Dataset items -
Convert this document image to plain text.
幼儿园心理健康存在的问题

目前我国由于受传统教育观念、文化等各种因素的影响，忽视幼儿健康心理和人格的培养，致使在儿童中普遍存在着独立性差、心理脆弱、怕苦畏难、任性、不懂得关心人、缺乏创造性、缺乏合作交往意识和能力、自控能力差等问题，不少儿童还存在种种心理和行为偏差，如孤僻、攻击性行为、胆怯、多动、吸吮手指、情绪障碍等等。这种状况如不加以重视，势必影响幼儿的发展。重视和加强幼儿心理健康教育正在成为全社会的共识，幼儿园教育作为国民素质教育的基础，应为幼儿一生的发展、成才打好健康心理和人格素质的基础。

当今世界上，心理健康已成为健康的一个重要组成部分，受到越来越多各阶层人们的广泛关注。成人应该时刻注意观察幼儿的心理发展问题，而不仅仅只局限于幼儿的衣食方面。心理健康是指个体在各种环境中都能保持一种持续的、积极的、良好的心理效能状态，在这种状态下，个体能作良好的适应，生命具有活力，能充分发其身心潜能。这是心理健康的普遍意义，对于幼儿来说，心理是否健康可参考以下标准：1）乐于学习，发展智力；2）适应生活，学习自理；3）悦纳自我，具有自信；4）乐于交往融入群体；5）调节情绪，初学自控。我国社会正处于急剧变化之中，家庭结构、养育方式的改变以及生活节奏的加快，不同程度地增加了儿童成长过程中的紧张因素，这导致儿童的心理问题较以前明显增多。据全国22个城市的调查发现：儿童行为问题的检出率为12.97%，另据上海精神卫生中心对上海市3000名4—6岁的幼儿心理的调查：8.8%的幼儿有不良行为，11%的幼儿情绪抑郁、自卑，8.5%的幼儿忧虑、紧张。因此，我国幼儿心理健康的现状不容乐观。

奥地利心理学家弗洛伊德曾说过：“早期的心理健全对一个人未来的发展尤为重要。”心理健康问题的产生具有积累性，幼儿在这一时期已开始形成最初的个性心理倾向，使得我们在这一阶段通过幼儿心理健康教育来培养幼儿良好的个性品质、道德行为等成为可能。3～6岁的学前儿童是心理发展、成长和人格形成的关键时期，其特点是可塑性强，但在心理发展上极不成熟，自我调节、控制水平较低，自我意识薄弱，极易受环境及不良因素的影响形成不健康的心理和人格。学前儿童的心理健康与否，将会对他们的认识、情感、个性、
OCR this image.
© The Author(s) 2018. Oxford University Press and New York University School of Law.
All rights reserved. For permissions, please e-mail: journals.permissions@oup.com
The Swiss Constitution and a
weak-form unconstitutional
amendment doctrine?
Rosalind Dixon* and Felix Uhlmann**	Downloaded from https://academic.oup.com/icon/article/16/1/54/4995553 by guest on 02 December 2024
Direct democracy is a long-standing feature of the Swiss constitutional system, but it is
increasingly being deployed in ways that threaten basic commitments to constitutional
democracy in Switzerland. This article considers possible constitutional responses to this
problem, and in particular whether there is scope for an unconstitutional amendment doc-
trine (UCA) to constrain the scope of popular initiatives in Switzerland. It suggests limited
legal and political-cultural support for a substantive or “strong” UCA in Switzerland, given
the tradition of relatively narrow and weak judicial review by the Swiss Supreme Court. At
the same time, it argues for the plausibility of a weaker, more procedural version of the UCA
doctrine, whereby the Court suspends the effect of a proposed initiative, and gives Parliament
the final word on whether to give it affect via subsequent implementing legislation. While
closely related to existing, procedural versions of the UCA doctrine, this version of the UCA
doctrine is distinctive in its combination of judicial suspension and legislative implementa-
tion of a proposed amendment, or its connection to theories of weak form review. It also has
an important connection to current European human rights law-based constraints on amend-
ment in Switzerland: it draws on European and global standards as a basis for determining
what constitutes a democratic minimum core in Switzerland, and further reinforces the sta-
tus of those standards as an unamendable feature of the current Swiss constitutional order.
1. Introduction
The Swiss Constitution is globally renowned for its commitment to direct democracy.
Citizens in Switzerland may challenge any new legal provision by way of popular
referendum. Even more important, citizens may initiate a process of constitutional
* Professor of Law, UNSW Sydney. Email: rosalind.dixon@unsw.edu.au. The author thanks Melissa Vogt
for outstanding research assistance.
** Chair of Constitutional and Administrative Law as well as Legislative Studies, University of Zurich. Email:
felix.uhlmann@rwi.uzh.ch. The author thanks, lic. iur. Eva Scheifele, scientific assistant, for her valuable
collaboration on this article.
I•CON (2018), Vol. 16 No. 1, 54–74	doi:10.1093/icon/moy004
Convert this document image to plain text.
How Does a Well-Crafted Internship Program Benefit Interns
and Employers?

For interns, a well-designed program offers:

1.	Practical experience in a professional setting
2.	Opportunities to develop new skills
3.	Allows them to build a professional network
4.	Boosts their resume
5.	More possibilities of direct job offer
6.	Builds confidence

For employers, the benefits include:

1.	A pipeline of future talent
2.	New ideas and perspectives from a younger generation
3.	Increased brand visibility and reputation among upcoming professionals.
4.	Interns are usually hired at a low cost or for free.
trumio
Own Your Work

AIM OF THE TASK -
Could you transcribe the records in full, exactly?

TASK OUTPUT -
Convert this document image to plain text.
幼儿园心理健康存在的问题

目前我国由于受传统教育观念、文化等各种因素的影响，忽视幼儿健康心理和人格的培养，致使在儿童中普遍存在着独立性差、心理脆弱、怕苦畏难、任性、不懂得关心人、缺乏创造性、缺乏合作交往意识和能力、自控能力差等问题，不少儿童还存在种种心理和行为偏差，如孤僻、攻击性行为、胆怯、多动、吸吮手指、情绪障碍等等。这种状况如不加以重视，势必影响幼儿的发展。重视和加强幼儿心理健康教育正在成为全社会的共识，幼儿园教育作为国民素质教育的基础，应为幼儿一生的发展、成才打好健康心理和人格素质的基础。

当今世界上，心理健康已成为健康的一个重要组成部分，受到越来越多各阶层人们的广泛关注。成人应该时刻注意观察幼儿的心理发展问题，而不仅仅只局限于幼儿的衣食方面。心理健康是指个体在各种环境中都能保持一种持续的、积极的、良好的心理效能状态，在这种状态下，个体能作良好的适应，生命具有活力，能充分发其身心潜能。这是心理健康的普遍意义，对于幼儿来说，心理是否健康可参考以下标准：1）乐于学习，发展智力；2）适应生活，学习自理；3）悦纳自我，具有自信；4）乐于交往融入群体；5）调节情绪，初学自控。我国社会正处于急剧变化之中，家庭结构、养育方式的改变以及生活节奏的加快，不同程度地增加了儿童成长过程中的紧张因素，这导致儿童的心理问题较以前明显增多。据全国22个城市的调查发现：儿童行为问题的检出率为12.97%，另据上海精神卫生中心对上海市3000名4—6岁的幼儿心理的调查：8.8%的幼儿有不良行为，11%的幼儿情绪抑郁、自卑，8.5%的幼儿忧虑、紧张。因此，我国幼儿心理健康的现状不容乐观。

奥地利心理学家弗洛伊德曾说过：“早期的心理健全对一个人未来的发展尤为重要。”心理健康问题的产生具有积累性，幼儿在这一时期已开始形成最初的个性心理倾向，使得我们在这一阶段通过幼儿心理健康教育来培养幼儿良好的个性品质、道德行为等成为可能。3～6岁的学前儿童是心理发展、成长和人格形成的关键时期，其特点是可塑性强，但在心理发展上极不成熟，自我调节、控制水平较低，自我意识薄弱，极易受环境及不良因素的影响形成不健康的心理和人格。学前儿童的心理健康与否，将会对他们的认识、情感、个性、
OCR this image.
© The Author(s) 2018. Oxford University Press and New York University School of Law.
All rights reserved. For permissions, please e-mail: journals.permissions@oup.com
The Swiss Constitution and a
weak-form unconstitutional
amendment doctrine?
Rosalind Dixon* and Felix Uhlmann**	Downloaded from https://academic.oup.com/icon/article/16/1/54/4995553 by guest on 02 December 2024
Direct democracy is a long-standing feature of the Swiss constitutional system, but it is
increasingly being deployed in ways that threaten basic commitments to constitutional
democracy in Switzerland. This article considers possible constitutional responses to this
problem, and in particular whether there is scope for an unconstitutional amendment doc-
trine (UCA) to constrain the scope of popular initiatives in Switzerland. It suggests limited
legal and political-cultural support for a substantive or “strong” UCA in Switzerland, given
the tradition of relatively narrow and weak judicial review by the Swiss Supreme Court. At
the same time, it argues for the plausibility of a weaker, more procedural version of the UCA
doctrine, whereby the Court suspends the effect of a proposed initiative, and gives Parliament
the final word on whether to give it affect via subsequent implementing legislation. While
closely related to existing, procedural versions of the UCA doctrine, this version of the UCA
doctrine is distinctive in its combination of judicial suspension and legislative implementa-
tion of a proposed amendment, or its connection to theories of weak form review. It also has
an important connection to current European human rights law-based constraints on amend-
ment in Switzerland: it draws on European and global standards as a basis for determining
what constitutes a democratic minimum core in Switzerland, and further reinforces the sta-
tus of those standards as an unamendable feature of the current Swiss constitutional order.
1. Introduction
The Swiss Constitution is globally renowned for its commitment to direct democracy.
Citizens in Switzerland may challenge any new legal provision by way of popular
referendum. Even more important, citizens may initiate a process of constitutional
* Professor of Law, UNSW Sydney. Email: rosalind.dixon@unsw.edu.au. The author thanks Melissa Vogt
for outstanding research assistance.
** Chair of Constitutional and Administrative Law as well as Legislative Studies, University of Zurich. Email:
felix.uhlmann@rwi.uzh.ch. The author thanks, lic. iur. Eva Scheifele, scientific assistant, for her valuable
collaboration on this article.
I•CON (2018), Vol. 16 No. 1, 54–74	doi:10.1093/icon/moy004
Convert this document image to plain text.
How Does a Well-Crafted Internship Program Benefit Interns
and Employers?

For interns, a well-designed program offers:

1.	Practical experience in a professional setting
2.	Opportunities to develop new skills
3.	Allows them to build a professional network
4.	Boosts their resume
5.	More possibilities of direct job offer
6.	Builds confidence

For employers, the benefits include:

1.	A pipeline of future talent
2.	New ideas and perspectives from a younger generation
3.	Increased brand visibility and reputation among upcoming professionals.
4.	Interns are usually hired at a low cost or for free.
trumio
Own Your Work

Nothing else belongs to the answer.